═══ Provided records ═══

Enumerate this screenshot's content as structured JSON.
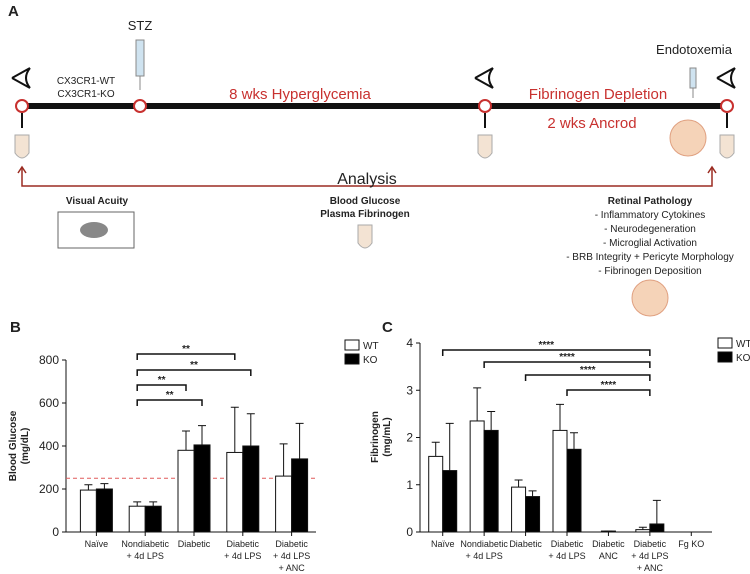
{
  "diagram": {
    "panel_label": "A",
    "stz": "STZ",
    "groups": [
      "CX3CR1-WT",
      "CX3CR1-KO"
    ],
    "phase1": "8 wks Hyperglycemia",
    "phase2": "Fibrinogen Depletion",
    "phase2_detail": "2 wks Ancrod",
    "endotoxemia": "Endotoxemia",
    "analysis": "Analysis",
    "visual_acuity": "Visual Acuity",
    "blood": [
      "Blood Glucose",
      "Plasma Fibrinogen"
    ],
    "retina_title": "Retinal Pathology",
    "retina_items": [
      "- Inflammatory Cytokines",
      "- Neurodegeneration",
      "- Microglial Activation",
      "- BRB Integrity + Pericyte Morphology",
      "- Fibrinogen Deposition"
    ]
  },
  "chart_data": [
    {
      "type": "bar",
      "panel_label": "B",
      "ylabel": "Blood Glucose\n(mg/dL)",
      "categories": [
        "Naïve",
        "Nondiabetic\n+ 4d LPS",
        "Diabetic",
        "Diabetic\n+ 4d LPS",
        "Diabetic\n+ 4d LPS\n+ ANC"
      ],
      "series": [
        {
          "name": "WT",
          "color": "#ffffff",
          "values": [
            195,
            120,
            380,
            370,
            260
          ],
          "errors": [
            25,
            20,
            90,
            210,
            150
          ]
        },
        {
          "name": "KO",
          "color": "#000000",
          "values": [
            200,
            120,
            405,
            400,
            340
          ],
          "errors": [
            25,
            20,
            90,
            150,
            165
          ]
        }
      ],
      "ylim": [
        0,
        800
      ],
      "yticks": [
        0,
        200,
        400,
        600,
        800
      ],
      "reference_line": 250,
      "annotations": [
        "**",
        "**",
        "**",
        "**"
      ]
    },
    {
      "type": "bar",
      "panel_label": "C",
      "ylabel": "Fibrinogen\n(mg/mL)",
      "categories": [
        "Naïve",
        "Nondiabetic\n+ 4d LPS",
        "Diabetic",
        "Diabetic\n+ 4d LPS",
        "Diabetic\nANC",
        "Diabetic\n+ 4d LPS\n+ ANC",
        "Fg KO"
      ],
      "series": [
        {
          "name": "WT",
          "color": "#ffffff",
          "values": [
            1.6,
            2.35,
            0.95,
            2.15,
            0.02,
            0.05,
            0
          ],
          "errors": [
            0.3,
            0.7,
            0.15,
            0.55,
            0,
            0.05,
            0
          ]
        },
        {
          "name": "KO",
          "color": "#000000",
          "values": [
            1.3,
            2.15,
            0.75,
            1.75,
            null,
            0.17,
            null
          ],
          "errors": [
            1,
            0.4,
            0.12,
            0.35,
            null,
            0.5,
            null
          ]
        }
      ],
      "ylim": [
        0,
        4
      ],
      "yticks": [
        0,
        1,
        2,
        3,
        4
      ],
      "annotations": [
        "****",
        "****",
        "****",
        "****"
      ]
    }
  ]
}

═══

* [Given task] Find every line in the records that contains the word "Glucose"; copy those lines.

* [Correct response]
      "Blood Glucose",
      "ylabel": "Blood Glucose\n(mg/dL)",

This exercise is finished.